── PROVIDED RECORDS ──

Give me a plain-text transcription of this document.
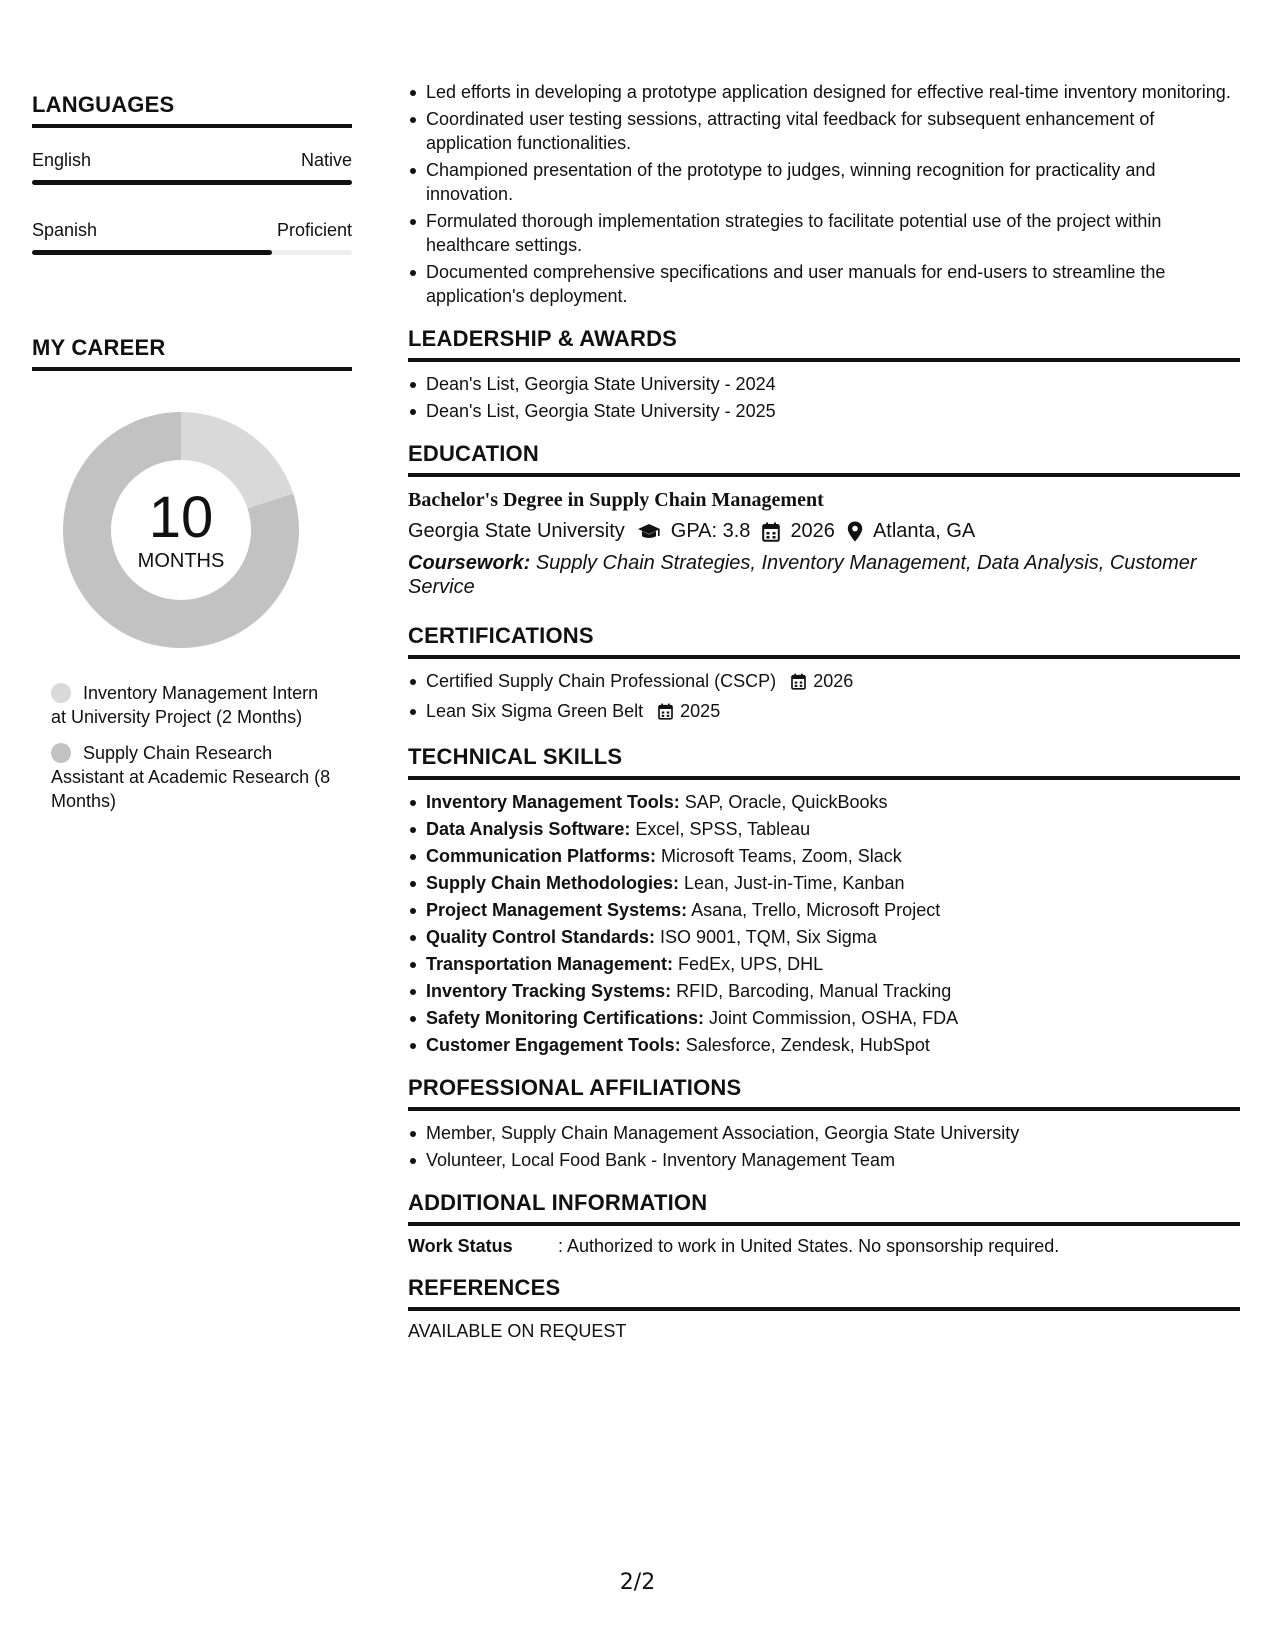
LANGUAGES
English	Native
Spanish	Proficient
MY CAREER
10
MONTHS
Inventory Management Intern at University Project (2 Months)
Supply Chain Research Assistant at Academic Research (8 Months)
Led efforts in developing a prototype application designed for effective real-time inventory monitoring.
Coordinated user testing sessions, attracting vital feedback for subsequent enhancement of application functionalities.
Championed presentation of the prototype to judges, winning recognition for practicality and innovation.
Formulated thorough implementation strategies to facilitate potential use of the project within healthcare settings.
Documented comprehensive specifications and user manuals for end-users to streamline the application's deployment.
LEADERSHIP & AWARDS
Dean's List, Georgia State University - 2024
Dean's List, Georgia State University - 2025
EDUCATION
Bachelor's Degree in Supply Chain Management
Georgia State University GPA: 3.8 2026 Atlanta, GA
Coursework: Supply Chain Strategies, Inventory Management, Data Analysis, Customer Service
CERTIFICATIONS
Certified Supply Chain Professional (CSCP) 2026
Lean Six Sigma Green Belt 2025
TECHNICAL SKILLS
Inventory Management Tools: SAP, Oracle, QuickBooks
Data Analysis Software: Excel, SPSS, Tableau
Communication Platforms: Microsoft Teams, Zoom, Slack
Supply Chain Methodologies: Lean, Just-in-Time, Kanban
Project Management Systems: Asana, Trello, Microsoft Project
Quality Control Standards: ISO 9001, TQM, Six Sigma
Transportation Management: FedEx, UPS, DHL
Inventory Tracking Systems: RFID, Barcoding, Manual Tracking
Safety Monitoring Certifications: Joint Commission, OSHA, FDA
Customer Engagement Tools: Salesforce, Zendesk, HubSpot
PROFESSIONAL AFFILIATIONS
Member, Supply Chain Management Association, Georgia State University
Volunteer, Local Food Bank - Inventory Management Team
ADDITIONAL INFORMATION
Work Status	: Authorized to work in United States. No sponsorship required.
REFERENCES
AVAILABLE ON REQUEST
2/2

───

EXERCISE »
Look through the data above. Each line containing the word "List" needs to be copied.

SOLUTION FOR THIS TASK »
Dean's List, Georgia State University - 2024
Dean's List, Georgia State University - 2025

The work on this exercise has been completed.